- _Objective_
Gather all lines in the records below that include the word "color".

Records contained in a dataset:
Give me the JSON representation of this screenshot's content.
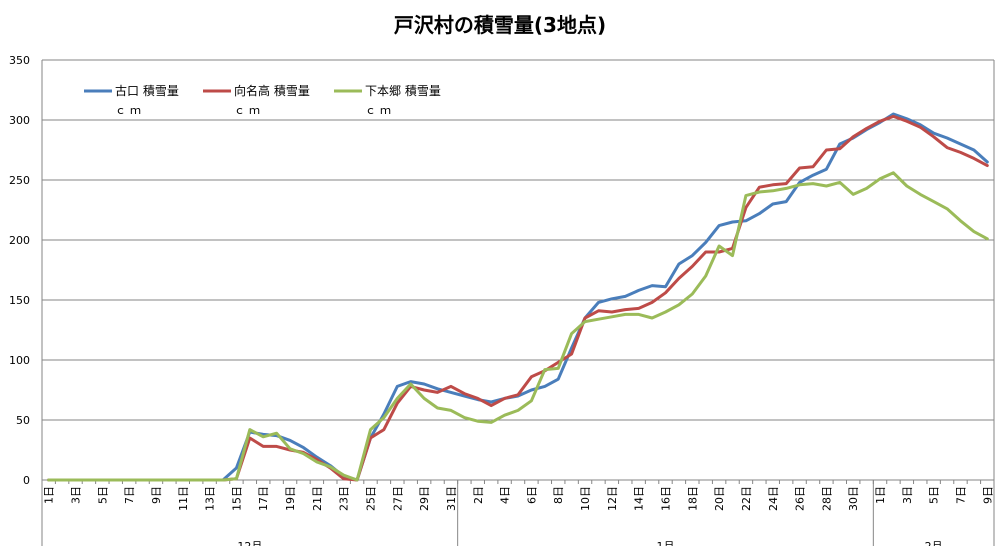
{
  "chart_data": {
    "type": "line",
    "title": "戸沢村の積雪量(3地点)",
    "ylim": [
      0,
      350
    ],
    "yticks": [
      0,
      50,
      100,
      150,
      200,
      250,
      300,
      350
    ],
    "grid": true,
    "legend_position": "top-left",
    "x_tick_labels": [
      "1日",
      "3日",
      "5日",
      "7日",
      "9日",
      "11日",
      "13日",
      "15日",
      "17日",
      "19日",
      "21日",
      "23日",
      "25日",
      "27日",
      "29日",
      "31日",
      "2日",
      "4日",
      "6日",
      "8日",
      "10日",
      "12日",
      "14日",
      "16日",
      "18日",
      "20日",
      "22日",
      "24日",
      "26日",
      "28日",
      "30日",
      "1日",
      "3日",
      "5日",
      "7日",
      "9日"
    ],
    "month_labels": [
      "12月",
      "1月",
      "2月"
    ],
    "x_days": [
      "12/1",
      "12/2",
      "12/3",
      "12/4",
      "12/5",
      "12/6",
      "12/7",
      "12/8",
      "12/9",
      "12/10",
      "12/11",
      "12/12",
      "12/13",
      "12/14",
      "12/15",
      "12/16",
      "12/17",
      "12/18",
      "12/19",
      "12/20",
      "12/21",
      "12/22",
      "12/23",
      "12/24",
      "12/25",
      "12/26",
      "12/27",
      "12/28",
      "12/29",
      "12/30",
      "12/31",
      "1/1",
      "1/2",
      "1/3",
      "1/4",
      "1/5",
      "1/6",
      "1/7",
      "1/8",
      "1/9",
      "1/10",
      "1/11",
      "1/12",
      "1/13",
      "1/14",
      "1/15",
      "1/16",
      "1/17",
      "1/18",
      "1/19",
      "1/20",
      "1/21",
      "1/22",
      "1/23",
      "1/24",
      "1/25",
      "1/26",
      "1/27",
      "1/28",
      "1/29",
      "1/30",
      "1/31",
      "2/1",
      "2/2",
      "2/3",
      "2/4",
      "2/5",
      "2/6",
      "2/7",
      "2/8",
      "2/9"
    ],
    "series": [
      {
        "name": "古口 積雪量",
        "unit": "ｃｍ",
        "color": "#4a7ebb",
        "values": [
          0,
          0,
          0,
          0,
          0,
          0,
          0,
          0,
          0,
          0,
          0,
          0,
          0,
          0,
          10,
          40,
          38,
          37,
          33,
          27,
          19,
          12,
          3,
          0,
          35,
          55,
          78,
          82,
          80,
          76,
          73,
          70,
          67,
          65,
          68,
          70,
          75,
          78,
          84,
          110,
          135,
          148,
          151,
          153,
          158,
          162,
          161,
          180,
          187,
          198,
          212,
          215,
          216,
          222,
          230,
          232,
          248,
          254,
          259,
          280,
          285,
          292,
          298,
          305,
          301,
          296,
          289,
          285,
          280,
          275,
          265
        ]
      },
      {
        "name": "向名高 積雪量",
        "unit": "ｃｍ",
        "color": "#be4b48",
        "values": [
          0,
          0,
          0,
          0,
          0,
          0,
          0,
          0,
          0,
          0,
          0,
          0,
          0,
          0,
          1,
          35,
          28,
          28,
          25,
          23,
          17,
          10,
          1,
          0,
          35,
          42,
          64,
          78,
          75,
          73,
          78,
          72,
          68,
          62,
          68,
          71,
          86,
          91,
          98,
          105,
          135,
          141,
          140,
          142,
          143,
          148,
          156,
          168,
          178,
          190,
          190,
          193,
          227,
          244,
          246,
          247,
          260,
          261,
          275,
          276,
          286,
          293,
          299,
          303,
          299,
          294,
          286,
          277,
          273,
          268,
          262
        ]
      },
      {
        "name": "下本郷 積雪量",
        "unit": "ｃｍ",
        "color": "#9bbb59",
        "values": [
          0,
          0,
          0,
          0,
          0,
          0,
          0,
          0,
          0,
          0,
          0,
          0,
          0,
          0,
          1,
          42,
          36,
          39,
          26,
          22,
          15,
          11,
          4,
          0,
          42,
          52,
          68,
          80,
          68,
          60,
          58,
          52,
          49,
          48,
          54,
          58,
          66,
          92,
          93,
          122,
          132,
          134,
          136,
          138,
          138,
          135,
          140,
          146,
          155,
          170,
          195,
          187,
          237,
          240,
          241,
          243,
          246,
          247,
          245,
          248,
          238,
          243,
          251,
          256,
          245,
          238,
          232,
          226,
          216,
          207,
          201
        ]
      }
    ]
  }
}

- _The solution_
        "color": "#4a7ebb",
        "color": "#be4b48",
        "color": "#9bbb59",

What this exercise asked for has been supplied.